▸ Exercise:
Omit all pictures, then retype the data exactly as given.

▸ Source records:
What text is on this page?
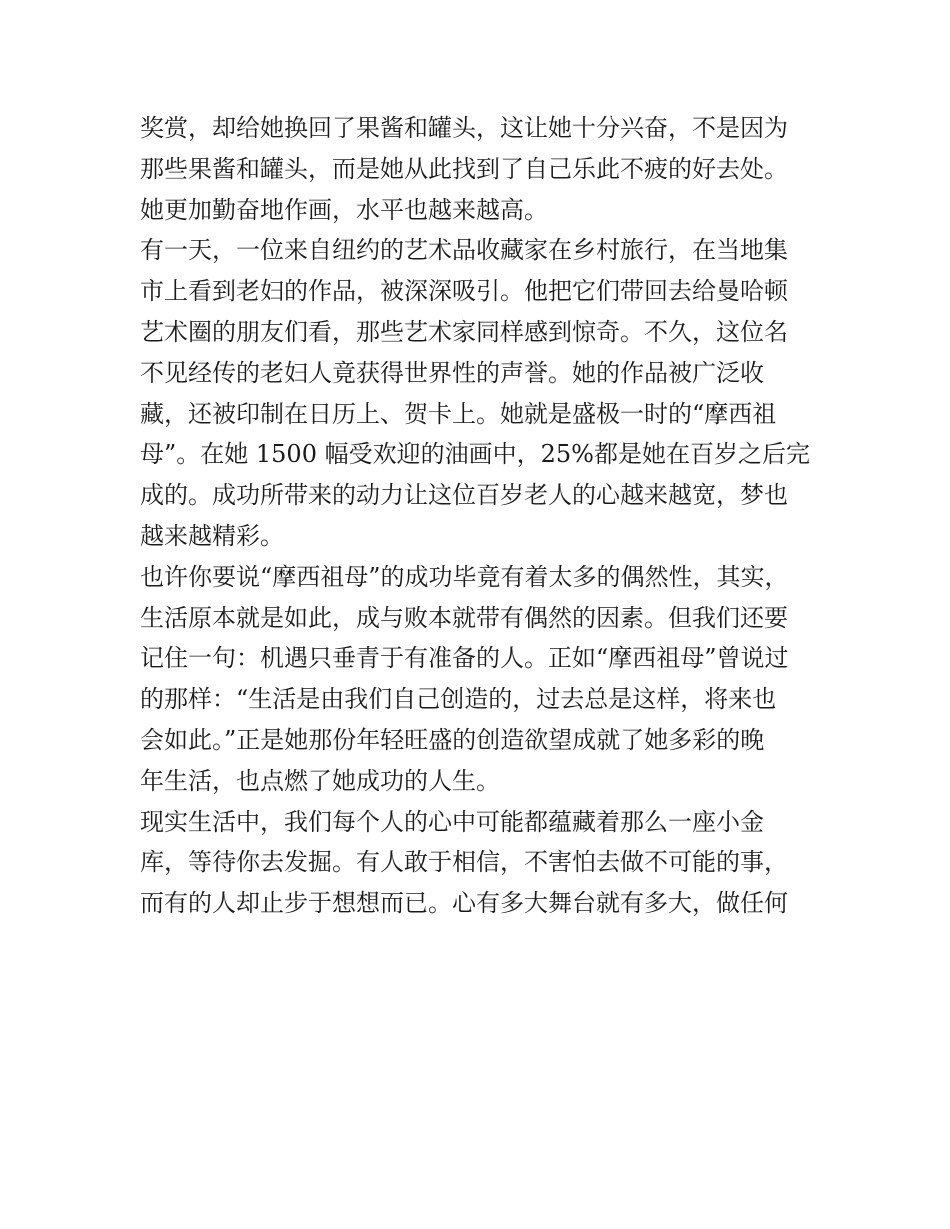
奖赏，却给她换回了果酱和罐头，这让她十分兴奋，不是因为
那些果酱和罐头，而是她从此找到了自己乐此不疲的好去处。
她更加勤奋地作画，水平也越来越高。
有一天，一位来自纽约的艺术品收藏家在乡村旅行，在当地集
市上看到老妇的作品，被深深吸引。他把它们带回去给曼哈顿
艺术圈的朋友们看，那些艺术家同样感到惊奇。不久，这位名
不见经传的老妇人竟获得世界性的声誉。她的作品被广泛收
藏，还被印制在日历上、贺卡上。她就是盛极一时的“摩西祖
母”。在她 1500 幅受欢迎的油画中，25%都是她在百岁之后完
成的。成功所带来的动力让这位百岁老人的心越来越宽，梦也
越来越精彩。
也许你要说“摩西祖母”的成功毕竟有着太多的偶然性，其实，
生活原本就是如此，成与败本就带有偶然的因素。但我们还要
记住一句：机遇只垂青于有准备的人。正如“摩西祖母”曾说过
的那样：“生活是由我们自己创造的，过去总是这样，将来也
会如此。”正是她那份年轻旺盛的创造欲望成就了她多彩的晚
年生活，也点燃了她成功的人生。
现实生活中，我们每个人的心中可能都蕴藏着那么一座小金
库，等待你去发掘。有人敢于相信，不害怕去做不可能的事，
而有的人却止步于想想而已。心有多大舞台就有多大，做任何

▸ Correct result:
What text is on this page?
奖赏，却给她换回了果酱和罐头，这让她十分兴奋，不是因为
那些果酱和罐头，而是她从此找到了自己乐此不疲的好去处。
她更加勤奋地作画，水平也越来越高。
有一天，一位来自纽约的艺术品收藏家在乡村旅行，在当地集
市上看到老妇的作品，被深深吸引。他把它们带回去给曼哈顿
艺术圈的朋友们看，那些艺术家同样感到惊奇。不久，这位名
不见经传的老妇人竟获得世界性的声誉。她的作品被广泛收
藏，还被印制在日历上、贺卡上。她就是盛极一时的“摩西祖
母”。在她 1500 幅受欢迎的油画中，25%都是她在百岁之后完
成的。成功所带来的动力让这位百岁老人的心越来越宽，梦也
越来越精彩。
也许你要说“摩西祖母”的成功毕竟有着太多的偶然性，其实，
生活原本就是如此，成与败本就带有偶然的因素。但我们还要
记住一句：机遇只垂青于有准备的人。正如“摩西祖母”曾说过
的那样：“生活是由我们自己创造的，过去总是这样，将来也
会如此。”正是她那份年轻旺盛的创造欲望成就了她多彩的晚
年生活，也点燃了她成功的人生。
现实生活中，我们每个人的心中可能都蕴藏着那么一座小金
库，等待你去发掘。有人敢于相信，不害怕去做不可能的事，
而有的人却止步于想想而已。心有多大舞台就有多大，做任何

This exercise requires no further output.